▶ Information shown:
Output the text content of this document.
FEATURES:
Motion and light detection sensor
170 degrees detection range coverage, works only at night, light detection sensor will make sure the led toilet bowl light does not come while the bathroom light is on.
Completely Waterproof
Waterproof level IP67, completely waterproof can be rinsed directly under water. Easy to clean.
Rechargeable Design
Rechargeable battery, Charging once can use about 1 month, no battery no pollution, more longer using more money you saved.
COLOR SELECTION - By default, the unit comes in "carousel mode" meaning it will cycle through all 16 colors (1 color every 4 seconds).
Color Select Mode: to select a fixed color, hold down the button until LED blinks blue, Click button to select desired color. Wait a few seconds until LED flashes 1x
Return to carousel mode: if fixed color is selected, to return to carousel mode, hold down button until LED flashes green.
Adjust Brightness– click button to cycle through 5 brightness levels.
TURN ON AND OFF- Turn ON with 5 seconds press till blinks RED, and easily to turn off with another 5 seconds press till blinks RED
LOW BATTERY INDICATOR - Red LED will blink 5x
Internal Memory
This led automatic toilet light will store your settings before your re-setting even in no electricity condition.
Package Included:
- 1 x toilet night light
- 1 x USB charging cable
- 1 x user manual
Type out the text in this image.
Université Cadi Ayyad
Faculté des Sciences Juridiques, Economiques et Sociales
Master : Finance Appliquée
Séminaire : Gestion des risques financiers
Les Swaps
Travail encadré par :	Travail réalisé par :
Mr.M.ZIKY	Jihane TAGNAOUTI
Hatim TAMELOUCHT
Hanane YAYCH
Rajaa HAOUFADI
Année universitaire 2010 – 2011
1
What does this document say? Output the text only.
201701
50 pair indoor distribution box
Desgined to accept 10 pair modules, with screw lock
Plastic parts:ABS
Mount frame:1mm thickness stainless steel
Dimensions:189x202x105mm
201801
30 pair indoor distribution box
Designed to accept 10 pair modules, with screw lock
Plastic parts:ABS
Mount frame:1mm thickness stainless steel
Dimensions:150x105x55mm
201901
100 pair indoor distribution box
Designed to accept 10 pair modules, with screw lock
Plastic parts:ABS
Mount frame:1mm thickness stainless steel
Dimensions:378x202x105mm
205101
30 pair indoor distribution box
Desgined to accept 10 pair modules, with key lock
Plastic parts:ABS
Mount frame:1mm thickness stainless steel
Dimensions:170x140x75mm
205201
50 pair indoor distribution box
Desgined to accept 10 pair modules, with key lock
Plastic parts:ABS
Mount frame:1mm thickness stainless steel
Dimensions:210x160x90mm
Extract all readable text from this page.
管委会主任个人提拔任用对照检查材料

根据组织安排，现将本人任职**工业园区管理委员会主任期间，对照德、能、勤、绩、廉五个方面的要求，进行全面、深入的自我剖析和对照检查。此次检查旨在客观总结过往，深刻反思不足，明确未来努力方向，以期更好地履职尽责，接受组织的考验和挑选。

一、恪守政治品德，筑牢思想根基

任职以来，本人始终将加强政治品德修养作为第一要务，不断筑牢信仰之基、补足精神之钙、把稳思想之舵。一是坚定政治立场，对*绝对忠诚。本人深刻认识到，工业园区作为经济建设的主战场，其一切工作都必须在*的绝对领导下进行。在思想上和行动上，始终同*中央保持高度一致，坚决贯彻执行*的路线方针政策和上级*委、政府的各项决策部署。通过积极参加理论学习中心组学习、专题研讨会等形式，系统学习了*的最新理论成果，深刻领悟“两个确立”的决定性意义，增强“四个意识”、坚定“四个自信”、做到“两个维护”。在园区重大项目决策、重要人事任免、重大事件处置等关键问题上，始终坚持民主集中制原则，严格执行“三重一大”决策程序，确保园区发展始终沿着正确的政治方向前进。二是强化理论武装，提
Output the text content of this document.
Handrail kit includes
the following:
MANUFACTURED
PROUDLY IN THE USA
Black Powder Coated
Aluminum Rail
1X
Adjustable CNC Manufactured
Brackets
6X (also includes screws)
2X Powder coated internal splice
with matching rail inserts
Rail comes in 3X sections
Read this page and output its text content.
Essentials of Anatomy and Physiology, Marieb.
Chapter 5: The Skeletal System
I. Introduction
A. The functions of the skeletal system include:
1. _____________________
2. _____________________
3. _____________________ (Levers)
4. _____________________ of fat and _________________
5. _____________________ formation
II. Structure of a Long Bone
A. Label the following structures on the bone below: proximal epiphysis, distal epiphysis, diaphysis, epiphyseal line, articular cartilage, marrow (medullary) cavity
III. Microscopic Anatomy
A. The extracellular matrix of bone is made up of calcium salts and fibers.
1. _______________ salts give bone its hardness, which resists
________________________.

▶ Goal:
Scan the listing above. Collect all lines with the word "sensor".

▶ Right answer:
Motion and light detection sensor
170 degrees detection range coverage, works only at night, light detection sensor will make sure the led toilet bowl light does not come while the bathroom light is on.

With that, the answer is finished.